** Start DATA SHOWN **
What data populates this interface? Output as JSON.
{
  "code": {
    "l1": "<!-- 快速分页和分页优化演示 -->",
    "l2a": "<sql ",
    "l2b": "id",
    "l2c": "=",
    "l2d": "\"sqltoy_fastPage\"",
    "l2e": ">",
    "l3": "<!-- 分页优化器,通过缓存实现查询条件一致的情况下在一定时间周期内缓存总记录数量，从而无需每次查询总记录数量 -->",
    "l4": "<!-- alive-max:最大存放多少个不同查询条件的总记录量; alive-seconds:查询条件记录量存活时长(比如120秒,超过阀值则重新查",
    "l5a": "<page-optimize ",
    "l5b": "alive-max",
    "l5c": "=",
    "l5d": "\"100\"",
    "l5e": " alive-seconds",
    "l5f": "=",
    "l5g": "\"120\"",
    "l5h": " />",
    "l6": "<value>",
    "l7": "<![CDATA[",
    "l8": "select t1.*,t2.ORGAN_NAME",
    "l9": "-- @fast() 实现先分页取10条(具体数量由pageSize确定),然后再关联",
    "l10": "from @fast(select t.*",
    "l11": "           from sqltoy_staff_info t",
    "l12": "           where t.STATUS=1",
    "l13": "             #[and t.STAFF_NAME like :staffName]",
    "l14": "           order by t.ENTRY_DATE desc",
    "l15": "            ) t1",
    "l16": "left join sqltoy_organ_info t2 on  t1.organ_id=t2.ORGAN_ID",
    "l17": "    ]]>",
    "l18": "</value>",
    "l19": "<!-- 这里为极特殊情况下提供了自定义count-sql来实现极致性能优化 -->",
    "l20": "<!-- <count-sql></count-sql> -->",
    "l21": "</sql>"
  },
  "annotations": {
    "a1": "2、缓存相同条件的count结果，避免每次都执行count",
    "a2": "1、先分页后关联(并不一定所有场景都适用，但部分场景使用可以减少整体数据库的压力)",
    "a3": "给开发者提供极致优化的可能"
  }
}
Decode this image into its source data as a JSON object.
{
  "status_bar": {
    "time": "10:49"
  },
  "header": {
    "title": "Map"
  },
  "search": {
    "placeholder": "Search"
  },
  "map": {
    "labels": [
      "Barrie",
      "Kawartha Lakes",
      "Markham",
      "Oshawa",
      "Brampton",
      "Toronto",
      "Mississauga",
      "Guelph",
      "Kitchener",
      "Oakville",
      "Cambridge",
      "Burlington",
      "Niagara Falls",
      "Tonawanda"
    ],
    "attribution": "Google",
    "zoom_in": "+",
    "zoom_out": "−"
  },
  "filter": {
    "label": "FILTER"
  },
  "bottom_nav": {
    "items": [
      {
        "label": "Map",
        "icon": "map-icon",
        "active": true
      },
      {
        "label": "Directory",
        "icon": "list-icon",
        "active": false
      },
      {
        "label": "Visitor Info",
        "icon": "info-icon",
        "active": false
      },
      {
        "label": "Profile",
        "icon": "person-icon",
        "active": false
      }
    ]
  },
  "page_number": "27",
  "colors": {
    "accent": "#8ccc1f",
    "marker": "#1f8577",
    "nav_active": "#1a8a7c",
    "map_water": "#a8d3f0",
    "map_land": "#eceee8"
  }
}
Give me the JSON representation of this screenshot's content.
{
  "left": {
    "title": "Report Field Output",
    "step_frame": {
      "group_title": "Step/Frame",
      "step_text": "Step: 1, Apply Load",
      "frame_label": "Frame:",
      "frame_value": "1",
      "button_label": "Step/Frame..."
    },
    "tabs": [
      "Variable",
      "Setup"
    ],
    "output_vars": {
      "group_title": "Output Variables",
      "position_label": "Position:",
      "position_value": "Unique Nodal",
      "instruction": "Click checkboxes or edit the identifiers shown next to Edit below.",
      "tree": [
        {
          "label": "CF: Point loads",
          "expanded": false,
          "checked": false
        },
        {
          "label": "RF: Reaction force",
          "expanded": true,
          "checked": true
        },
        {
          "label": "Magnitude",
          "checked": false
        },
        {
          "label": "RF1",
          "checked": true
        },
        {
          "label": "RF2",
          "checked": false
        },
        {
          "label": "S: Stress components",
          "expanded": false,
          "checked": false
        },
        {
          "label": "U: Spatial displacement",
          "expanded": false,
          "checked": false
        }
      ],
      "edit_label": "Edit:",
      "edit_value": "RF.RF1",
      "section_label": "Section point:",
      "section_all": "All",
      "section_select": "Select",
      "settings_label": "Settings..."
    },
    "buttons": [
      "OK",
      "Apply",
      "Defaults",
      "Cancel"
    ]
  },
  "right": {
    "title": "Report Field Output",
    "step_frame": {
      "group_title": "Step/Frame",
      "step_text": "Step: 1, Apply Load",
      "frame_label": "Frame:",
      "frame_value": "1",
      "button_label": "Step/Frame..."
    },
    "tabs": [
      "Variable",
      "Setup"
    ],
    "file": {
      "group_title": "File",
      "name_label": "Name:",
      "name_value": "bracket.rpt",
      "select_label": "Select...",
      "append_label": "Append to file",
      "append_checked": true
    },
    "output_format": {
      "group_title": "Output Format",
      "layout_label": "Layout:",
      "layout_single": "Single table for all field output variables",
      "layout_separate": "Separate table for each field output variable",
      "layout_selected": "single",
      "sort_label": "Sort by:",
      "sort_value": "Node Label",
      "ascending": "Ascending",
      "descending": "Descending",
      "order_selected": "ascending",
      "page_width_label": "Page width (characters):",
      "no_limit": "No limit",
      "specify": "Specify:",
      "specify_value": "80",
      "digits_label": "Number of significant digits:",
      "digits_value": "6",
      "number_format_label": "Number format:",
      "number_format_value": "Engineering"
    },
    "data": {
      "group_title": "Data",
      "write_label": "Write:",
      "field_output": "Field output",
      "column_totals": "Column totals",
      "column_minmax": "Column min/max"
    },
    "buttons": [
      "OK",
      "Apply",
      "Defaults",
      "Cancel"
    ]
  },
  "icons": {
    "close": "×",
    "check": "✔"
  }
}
** End DATA SHOWN **
GIVEN REQUEST:
Retype the material above, line by line, exactly.

EXPECTED ANSWER:
What data populates this interface? Output as JSON.
{
  "code": {
    "l1": "<!-- 快速分页和分页优化演示 -->",
    "l2a": "<sql ",
    "l2b": "id",
    "l2c": "=",
    "l2d": "\"sqltoy_fastPage\"",
    "l2e": ">",
    "l3": "<!-- 分页优化器,通过缓存实现查询条件一致的情况下在一定时间周期内缓存总记录数量，从而无需每次查询总记录数量 -->",
    "l4": "<!-- alive-max:最大存放多少个不同查询条件的总记录量; alive-seconds:查询条件记录量存活时长(比如120秒,超过阀值则重新查",
    "l5a": "<page-optimize ",
    "l5b": "alive-max",
    "l5c": "=",
    "l5d": "\"100\"",
    "l5e": " alive-seconds",
    "l5f": "=",
    "l5g": "\"120\"",
    "l5h": " />",
    "l6": "<value>",
    "l7": "<![CDATA[",
    "l8": "select t1.*,t2.ORGAN_NAME",
    "l9": "-- @fast() 实现先分页取10条(具体数量由pageSize确定),然后再关联",
    "l10": "from @fast(select t.*",
    "l11": "           from sqltoy_staff_info t",
    "l12": "           where t.STATUS=1",
    "l13": "             #[and t.STAFF_NAME like :staffName]",
    "l14": "           order by t.ENTRY_DATE desc",
    "l15": "            ) t1",
    "l16": "left join sqltoy_organ_info t2 on  t1.organ_id=t2.ORGAN_ID",
    "l17": "    ]]>",
    "l18": "</value>",
    "l19": "<!-- 这里为极特殊情况下提供了自定义count-sql来实现极致性能优化 -->",
    "l20": "<!-- <count-sql></count-sql> -->",
    "l21": "</sql>"
  },
  "annotations": {
    "a1": "2、缓存相同条件的count结果，避免每次都执行count",
    "a2": "1、先分页后关联(并不一定所有场景都适用，但部分场景使用可以减少整体数据库的压力)",
    "a3": "给开发者提供极致优化的可能"
  }
}
Decode this image into its source data as a JSON object.
{
  "status_bar": {
    "time": "10:49"
  },
  "header": {
    "title": "Map"
  },
  "search": {
    "placeholder": "Search"
  },
  "map": {
    "labels": [
      "Barrie",
      "Kawartha Lakes",
      "Markham",
      "Oshawa",
      "Brampton",
      "Toronto",
      "Mississauga",
      "Guelph",
      "Kitchener",
      "Oakville",
      "Cambridge",
      "Burlington",
      "Niagara Falls",
      "Tonawanda"
    ],
    "attribution": "Google",
    "zoom_in": "+",
    "zoom_out": "−"
  },
  "filter": {
    "label": "FILTER"
  },
  "bottom_nav": {
    "items": [
      {
        "label": "Map",
        "icon": "map-icon",
        "active": true
      },
      {
        "label": "Directory",
        "icon": "list-icon",
        "active": false
      },
      {
        "label": "Visitor Info",
        "icon": "info-icon",
        "active": false
      },
      {
        "label": "Profile",
        "icon": "person-icon",
        "active": false
      }
    ]
  },
  "page_number": "27",
  "colors": {
    "accent": "#8ccc1f",
    "marker": "#1f8577",
    "nav_active": "#1a8a7c",
    "map_water": "#a8d3f0",
    "map_land": "#eceee8"
  }
}
Give me the JSON representation of this screenshot's content.
{
  "left": {
    "title": "Report Field Output",
    "step_frame": {
      "group_title": "Step/Frame",
      "step_text": "Step: 1, Apply Load",
      "frame_label": "Frame:",
      "frame_value": "1",
      "button_label": "Step/Frame..."
    },
    "tabs": [
      "Variable",
      "Setup"
    ],
    "output_vars": {
      "group_title": "Output Variables",
      "position_label": "Position:",
      "position_value": "Unique Nodal",
      "instruction": "Click checkboxes or edit the identifiers shown next to Edit below.",
      "tree": [
        {
          "label": "CF: Point loads",
          "expanded": false,
          "checked": false
        },
        {
          "label": "RF: Reaction force",
          "expanded": true,
          "checked": true
        },
        {
          "label": "Magnitude",
          "checked": false
        },
        {
          "label": "RF1",
          "checked": true
        },
        {
          "label": "RF2",
          "checked": false
        },
        {
          "label": "S: Stress components",
          "expanded": false,
          "checked": false
        },
        {
          "label": "U: Spatial displacement",
          "expanded": false,
          "checked": false
        }
      ],
      "edit_label": "Edit:",
      "edit_value": "RF.RF1",
      "section_label": "Section point:",
      "section_all": "All",
      "section_select": "Select",
      "settings_label": "Settings..."
    },
    "buttons": [
      "OK",
      "Apply",
      "Defaults",
      "Cancel"
    ]
  },
  "right": {
    "title": "Report Field Output",
    "step_frame": {
      "group_title": "Step/Frame",
      "step_text": "Step: 1, Apply Load",
      "frame_label": "Frame:",
      "frame_value": "1",
      "button_label": "Step/Frame..."
    },
    "tabs": [
      "Variable",
      "Setup"
    ],
    "file": {
      "group_title": "File",
      "name_label": "Name:",
      "name_value": "bracket.rpt",
      "select_label": "Select...",
      "append_label": "Append to file",
      "append_checked": true
    },
    "output_format": {
      "group_title": "Output Format",
      "layout_label": "Layout:",
      "layout_single": "Single table for all field output variables",
      "layout_separate": "Separate table for each field output variable",
      "layout_selected": "single",
      "sort_label": "Sort by:",
      "sort_value": "Node Label",
      "ascending": "Ascending",
      "descending": "Descending",
      "order_selected": "ascending",
      "page_width_label": "Page width (characters):",
      "no_limit": "No limit",
      "specify": "Specify:",
      "specify_value": "80",
      "digits_label": "Number of significant digits:",
      "digits_value": "6",
      "number_format_label": "Number format:",
      "number_format_value": "Engineering"
    },
    "data": {
      "group_title": "Data",
      "write_label": "Write:",
      "field_output": "Field output",
      "column_totals": "Column totals",
      "column_minmax": "Column min/max"
    },
    "buttons": [
      "OK",
      "Apply",
      "Defaults",
      "Cancel"
    ]
  },
  "icons": {
    "close": "×",
    "check": "✔"
  }
}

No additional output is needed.